Aim of the exercise: Carry none of the pictures over; write out the complete data exactly.

Data lines:
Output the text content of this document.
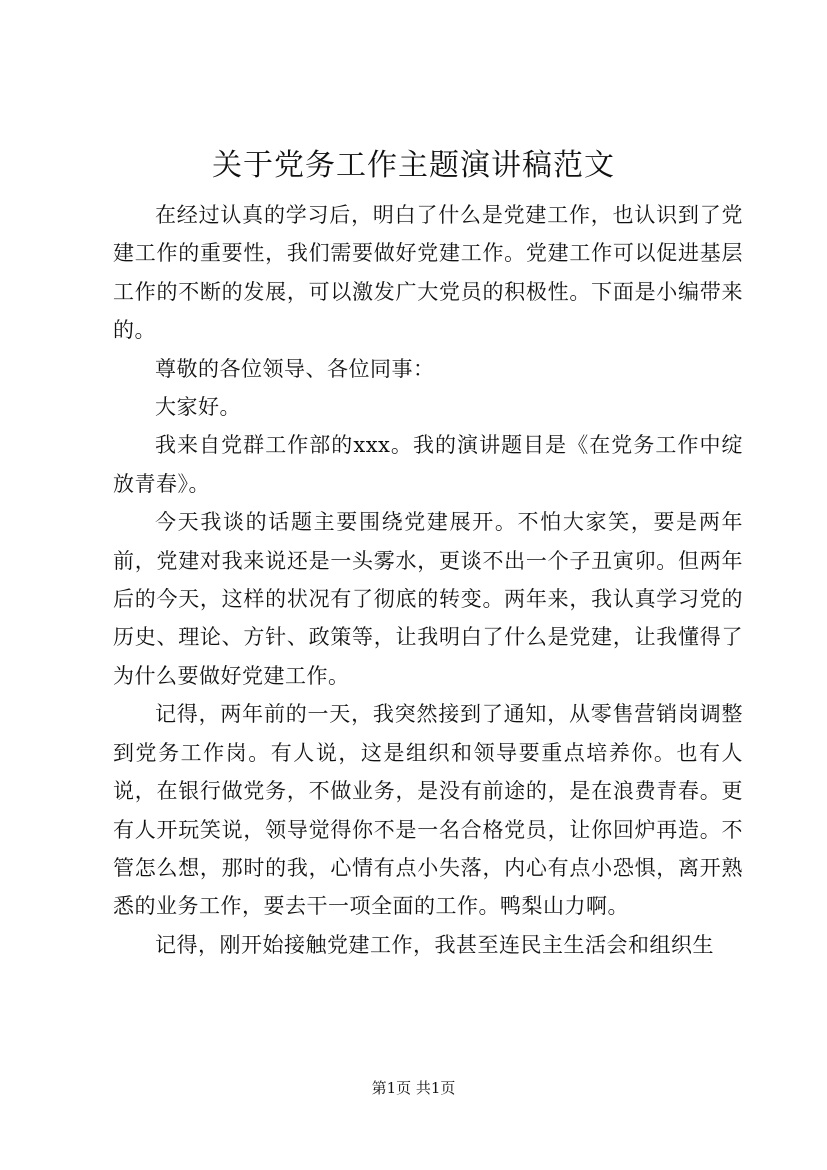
关于党务工作主题演讲稿范文

在经过认真的学习后，明白了什么是党建工作，也认识到了党建工作的重要性，我们需要做好党建工作。党建工作可以促进基层工作的不断的发展，可以激发广大党员的积极性。下面是小编带来的。

尊敬的各位领导、各位同事：

大家好。

我来自党群工作部的xxx。我的演讲题目是《在党务工作中绽放青春》。

今天我谈的话题主要围绕党建展开。不怕大家笑，要是两年前，党建对我来说还是一头雾水，更谈不出一个子丑寅卯。但两年后的今天，这样的状况有了彻底的转变。两年来，我认真学习党的历史、理论、方针、政策等，让我明白了什么是党建，让我懂得了为什么要做好党建工作。

记得，两年前的一天，我突然接到了通知，从零售营销岗调整到党务工作岗。有人说，这是组织和领导要重点培养你。也有人说，在银行做党务，不做业务，是没有前途的，是在浪费青春。更有人开玩笑说，领导觉得你不是一名合格党员，让你回炉再造。不管怎么想，那时的我，心情有点小失落，内心有点小恐惧，离开熟悉的业务工作，要去干一项全面的工作。鸭梨山力啊。

记得，刚开始接触党建工作，我甚至连民主生活会和组织生

第1页 共1页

Result of the exercise:
Output the text content of this document.
关于党务工作主题演讲稿范文

在经过认真的学习后，明白了什么是党建工作，也认识到了党建工作的重要性，我们需要做好党建工作。党建工作可以促进基层工作的不断的发展，可以激发广大党员的积极性。下面是小编带来的。

尊敬的各位领导、各位同事：

大家好。

我来自党群工作部的xxx。我的演讲题目是《在党务工作中绽放青春》。

今天我谈的话题主要围绕党建展开。不怕大家笑，要是两年前，党建对我来说还是一头雾水，更谈不出一个子丑寅卯。但两年后的今天，这样的状况有了彻底的转变。两年来，我认真学习党的历史、理论、方针、政策等，让我明白了什么是党建，让我懂得了为什么要做好党建工作。

记得，两年前的一天，我突然接到了通知，从零售营销岗调整到党务工作岗。有人说，这是组织和领导要重点培养你。也有人说，在银行做党务，不做业务，是没有前途的，是在浪费青春。更有人开玩笑说，领导觉得你不是一名合格党员，让你回炉再造。不管怎么想，那时的我，心情有点小失落，内心有点小恐惧，离开熟悉的业务工作，要去干一项全面的工作。鸭梨山力啊。

记得，刚开始接触党建工作，我甚至连民主生活会和组织生

第1页 共1页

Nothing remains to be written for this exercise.